** BEGIN DATASET **
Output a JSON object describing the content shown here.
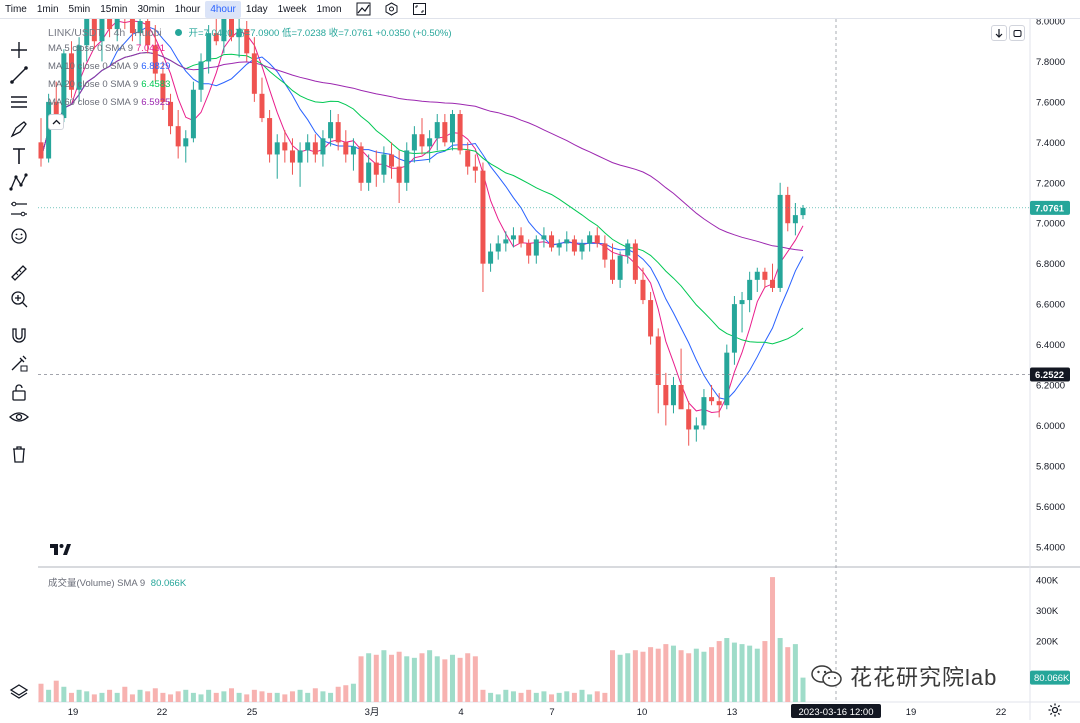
{
  "toolbar_top": {
    "timeframes": [
      "Time",
      "1min",
      "5min",
      "15min",
      "30min",
      "1hour",
      "4hour",
      "1day",
      "1week",
      "1mon"
    ],
    "active_timeframe": "4hour",
    "icons": [
      "chart-type-icon",
      "indicators-icon",
      "fullscreen-icon"
    ]
  },
  "left_tools": [
    "crosshair-icon",
    "trend-line-icon",
    "horizontal-lines-icon",
    "brush-icon",
    "text-icon",
    "pattern-icon",
    "prediction-icon",
    "smiley-icon",
    "ruler-icon",
    "zoom-in-icon",
    "magnet-icon",
    "lock-drawing-icon",
    "unlock-icon",
    "eye-icon",
    "trash-icon"
  ],
  "header": {
    "symbol": "LINK/USDT",
    "interval": "4h",
    "exchange": "Huobi",
    "ohlc": "开=7.0420 高=7.0900 低=7.0238 收=7.0761 +0.0350 (+0.50%)"
  },
  "ma_legend": [
    {
      "label": "MA 5 close 0 SMA 9",
      "value": "7.0431",
      "color": "#e91e8c"
    },
    {
      "label": "MA 10 close 0 SMA 9",
      "value": "6.8829",
      "color": "#2962ff"
    },
    {
      "label": "MA 20 close 0 SMA 9",
      "value": "6.4583",
      "color": "#00c853"
    },
    {
      "label": "MA 60 close 0 SMA 9",
      "value": "6.5925",
      "color": "#9c27b0"
    }
  ],
  "price_axis": [
    "8.0000",
    "7.8000",
    "7.6000",
    "7.4000",
    "7.2000",
    "7.0000",
    "6.8000",
    "6.6000",
    "6.4000",
    "6.2000",
    "6.0000",
    "5.8000",
    "5.6000",
    "5.4000"
  ],
  "price_labels": {
    "last_price": "7.0761",
    "crosshair_price": "6.2522"
  },
  "volume": {
    "legend": "成交量(Volume) SMA 9",
    "value": "80.066K",
    "axis": [
      "400K",
      "300K",
      "200K"
    ],
    "last_label": "80.066K"
  },
  "time_axis": [
    "19",
    "22",
    "25",
    "3月",
    "4",
    "7",
    "10",
    "13",
    "19",
    "22"
  ],
  "crosshair_time": "2023-03-16  12:00",
  "watermark": "花花研究院lab",
  "colors": {
    "up": "#26a69a",
    "down": "#ef5350",
    "up_vol": "#9fdcc9",
    "down_vol": "#f7b2b0"
  },
  "chart_data": {
    "type": "candlestick",
    "candles_ohlc": [
      [
        7.4,
        7.52,
        7.28,
        7.32
      ],
      [
        7.32,
        7.64,
        7.3,
        7.6
      ],
      [
        7.6,
        7.7,
        7.48,
        7.52
      ],
      [
        7.52,
        7.86,
        7.5,
        7.84
      ],
      [
        7.84,
        7.9,
        7.62,
        7.66
      ],
      [
        7.66,
        7.92,
        7.6,
        7.88
      ],
      [
        7.88,
        8.1,
        7.8,
        8.06
      ],
      [
        8.06,
        8.1,
        7.86,
        7.9
      ],
      [
        7.9,
        8.1,
        7.8,
        8.02
      ],
      [
        8.02,
        8.12,
        7.92,
        7.96
      ],
      [
        7.96,
        8.1,
        7.9,
        8.06
      ],
      [
        8.06,
        8.14,
        7.96,
        8.02
      ],
      [
        8.02,
        8.1,
        7.9,
        7.94
      ],
      [
        7.94,
        8.06,
        7.88,
        8.0
      ],
      [
        8.0,
        8.14,
        7.84,
        7.88
      ],
      [
        7.88,
        7.98,
        7.7,
        7.74
      ],
      [
        7.74,
        7.8,
        7.56,
        7.6
      ],
      [
        7.6,
        7.64,
        7.44,
        7.48
      ],
      [
        7.48,
        7.56,
        7.32,
        7.38
      ],
      [
        7.38,
        7.46,
        7.3,
        7.42
      ],
      [
        7.42,
        7.7,
        7.4,
        7.66
      ],
      [
        7.66,
        7.84,
        7.6,
        7.8
      ],
      [
        7.8,
        7.98,
        7.74,
        7.94
      ],
      [
        7.94,
        8.06,
        7.88,
        7.9
      ],
      [
        7.9,
        8.08,
        7.84,
        8.04
      ],
      [
        8.04,
        8.08,
        7.9,
        7.92
      ],
      [
        7.92,
        8.02,
        7.82,
        7.96
      ],
      [
        7.96,
        8.0,
        7.8,
        7.84
      ],
      [
        7.84,
        7.92,
        7.6,
        7.64
      ],
      [
        7.64,
        7.72,
        7.5,
        7.52
      ],
      [
        7.52,
        7.56,
        7.3,
        7.34
      ],
      [
        7.34,
        7.44,
        7.22,
        7.4
      ],
      [
        7.4,
        7.46,
        7.3,
        7.36
      ],
      [
        7.36,
        7.42,
        7.24,
        7.3
      ],
      [
        7.3,
        7.4,
        7.18,
        7.36
      ],
      [
        7.36,
        7.44,
        7.3,
        7.4
      ],
      [
        7.4,
        7.44,
        7.3,
        7.34
      ],
      [
        7.34,
        7.46,
        7.28,
        7.42
      ],
      [
        7.42,
        7.56,
        7.38,
        7.5
      ],
      [
        7.5,
        7.54,
        7.36,
        7.4
      ],
      [
        7.4,
        7.46,
        7.3,
        7.34
      ],
      [
        7.34,
        7.42,
        7.26,
        7.38
      ],
      [
        7.38,
        7.4,
        7.16,
        7.2
      ],
      [
        7.2,
        7.34,
        7.16,
        7.3
      ],
      [
        7.3,
        7.36,
        7.18,
        7.24
      ],
      [
        7.24,
        7.38,
        7.2,
        7.34
      ],
      [
        7.34,
        7.4,
        7.22,
        7.28
      ],
      [
        7.28,
        7.36,
        7.1,
        7.2
      ],
      [
        7.2,
        7.4,
        7.16,
        7.36
      ],
      [
        7.36,
        7.48,
        7.3,
        7.44
      ],
      [
        7.44,
        7.52,
        7.34,
        7.38
      ],
      [
        7.38,
        7.46,
        7.3,
        7.42
      ],
      [
        7.42,
        7.54,
        7.36,
        7.5
      ],
      [
        7.5,
        7.54,
        7.38,
        7.4
      ],
      [
        7.4,
        7.56,
        7.36,
        7.54
      ],
      [
        7.54,
        7.56,
        7.34,
        7.36
      ],
      [
        7.36,
        7.4,
        7.24,
        7.28
      ],
      [
        7.28,
        7.34,
        7.2,
        7.26
      ],
      [
        7.26,
        7.3,
        6.66,
        6.8
      ],
      [
        6.8,
        6.9,
        6.76,
        6.86
      ],
      [
        6.86,
        6.94,
        6.82,
        6.9
      ],
      [
        6.9,
        6.96,
        6.86,
        6.92
      ],
      [
        6.92,
        6.98,
        6.88,
        6.94
      ],
      [
        6.94,
        6.98,
        6.88,
        6.9
      ],
      [
        6.9,
        6.92,
        6.8,
        6.84
      ],
      [
        6.84,
        6.94,
        6.8,
        6.92
      ],
      [
        6.92,
        6.98,
        6.88,
        6.94
      ],
      [
        6.94,
        6.96,
        6.86,
        6.88
      ],
      [
        6.88,
        6.92,
        6.84,
        6.9
      ],
      [
        6.9,
        6.96,
        6.86,
        6.92
      ],
      [
        6.92,
        6.94,
        6.84,
        6.86
      ],
      [
        6.86,
        6.92,
        6.82,
        6.9
      ],
      [
        6.9,
        6.96,
        6.86,
        6.94
      ],
      [
        6.94,
        6.98,
        6.88,
        6.9
      ],
      [
        6.9,
        6.94,
        6.78,
        6.82
      ],
      [
        6.82,
        6.9,
        6.7,
        6.72
      ],
      [
        6.72,
        6.86,
        6.68,
        6.84
      ],
      [
        6.84,
        6.92,
        6.8,
        6.9
      ],
      [
        6.9,
        6.92,
        6.7,
        6.72
      ],
      [
        6.72,
        6.78,
        6.6,
        6.62
      ],
      [
        6.62,
        6.66,
        6.4,
        6.44
      ],
      [
        6.44,
        6.48,
        6.06,
        6.2
      ],
      [
        6.2,
        6.26,
        6.0,
        6.1
      ],
      [
        6.1,
        6.24,
        6.06,
        6.2
      ],
      [
        6.2,
        6.38,
        6.18,
        6.08
      ],
      [
        6.08,
        6.12,
        5.9,
        5.98
      ],
      [
        5.98,
        6.04,
        5.92,
        6.0
      ],
      [
        6.0,
        6.18,
        5.98,
        6.14
      ],
      [
        6.14,
        6.2,
        6.1,
        6.12
      ],
      [
        6.12,
        6.16,
        6.04,
        6.1
      ],
      [
        6.1,
        6.4,
        6.08,
        6.36
      ],
      [
        6.36,
        6.64,
        6.3,
        6.6
      ],
      [
        6.6,
        6.66,
        6.46,
        6.62
      ],
      [
        6.62,
        6.76,
        6.56,
        6.72
      ],
      [
        6.72,
        6.78,
        6.66,
        6.76
      ],
      [
        6.76,
        6.78,
        6.68,
        6.72
      ],
      [
        6.72,
        6.8,
        6.66,
        6.68
      ],
      [
        6.68,
        7.2,
        6.66,
        7.14
      ],
      [
        7.14,
        7.18,
        6.96,
        7.0
      ],
      [
        7.0,
        7.1,
        6.94,
        7.04
      ],
      [
        7.04,
        7.09,
        7.02,
        7.0761
      ]
    ],
    "volumes_k": [
      60,
      40,
      70,
      50,
      30,
      40,
      35,
      25,
      30,
      40,
      30,
      50,
      25,
      40,
      35,
      45,
      30,
      25,
      35,
      40,
      30,
      25,
      40,
      30,
      35,
      45,
      30,
      25,
      40,
      35,
      30,
      30,
      25,
      35,
      40,
      30,
      45,
      35,
      30,
      50,
      55,
      60,
      150,
      160,
      155,
      170,
      155,
      165,
      150,
      145,
      160,
      170,
      150,
      140,
      155,
      145,
      160,
      150,
      40,
      30,
      25,
      40,
      35,
      30,
      40,
      30,
      35,
      25,
      30,
      35,
      30,
      40,
      25,
      35,
      30,
      170,
      155,
      160,
      170,
      165,
      180,
      175,
      190,
      185,
      170,
      160,
      175,
      165,
      180,
      200,
      210,
      195,
      190,
      185,
      175,
      200,
      410,
      210,
      180,
      190,
      80
    ]
  }
}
** END DATASET **
The answer must consist solely of the number of lines in the entries that contain the word "close".

§ **TASK RESPONSE**
4